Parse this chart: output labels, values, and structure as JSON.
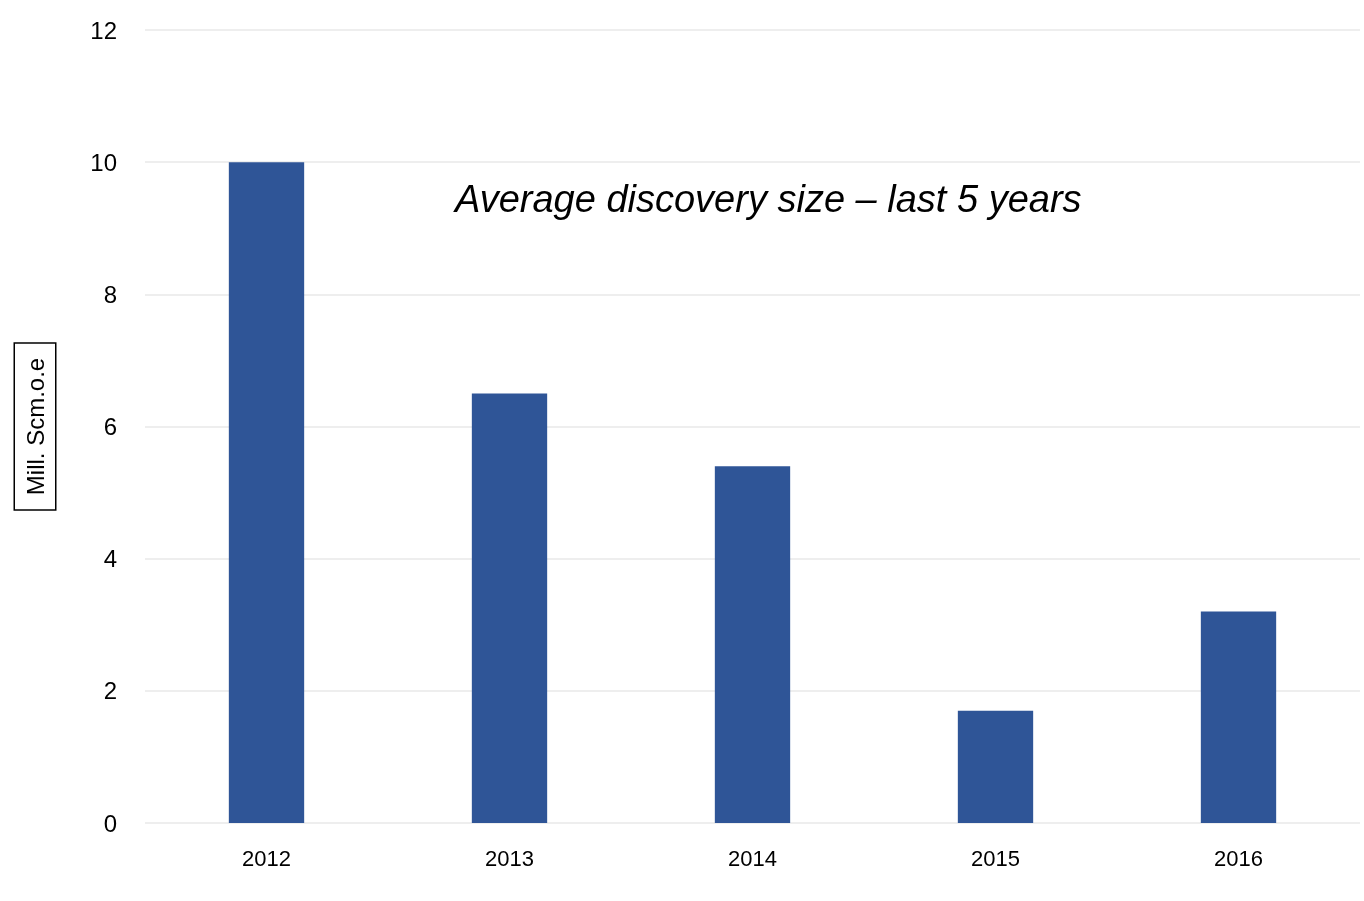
{
  "chart_data": {
    "type": "bar",
    "title": "Average discovery size – last 5 years",
    "ylabel": "Mill. Scm.o.e",
    "categories": [
      "2012",
      "2013",
      "2014",
      "2015",
      "2016"
    ],
    "values": [
      10,
      6.5,
      5.4,
      1.7,
      3.2
    ],
    "color": "#2f5597",
    "ylim": [
      0,
      12
    ],
    "yticks": [
      0,
      2,
      4,
      6,
      8,
      10,
      12
    ],
    "grid": "y"
  }
}
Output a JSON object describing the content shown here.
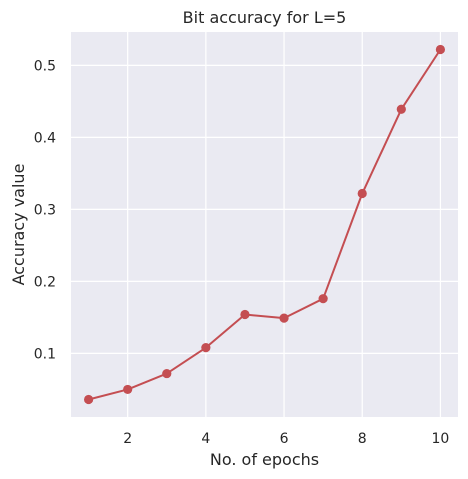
{
  "chart_data": {
    "type": "line",
    "title": "Bit accuracy for L=5",
    "xlabel": "No. of epochs",
    "ylabel": "Accuracy value",
    "x": [
      1,
      2,
      3,
      4,
      5,
      6,
      7,
      8,
      9,
      10
    ],
    "series": [
      {
        "values": [
          0.036,
          0.05,
          0.072,
          0.108,
          0.154,
          0.149,
          0.176,
          0.322,
          0.439,
          0.522
        ]
      }
    ],
    "xticks": [
      2,
      4,
      6,
      8,
      10
    ],
    "yticks": [
      0.1,
      0.2,
      0.3,
      0.4,
      0.5
    ],
    "ytick_labels": [
      "0.1",
      "0.2",
      "0.3",
      "0.4",
      "0.5"
    ],
    "xlim": [
      0.55,
      10.45
    ],
    "ylim": [
      0.0117,
      0.5463
    ],
    "grid": true,
    "colors": {
      "background": "#eaeaf2",
      "grid": "#ffffff",
      "line": "#c44e52"
    }
  }
}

--------------------

Exercise requirements:
Say how many lines in the records above hold "values", and give no other text.

The output:
3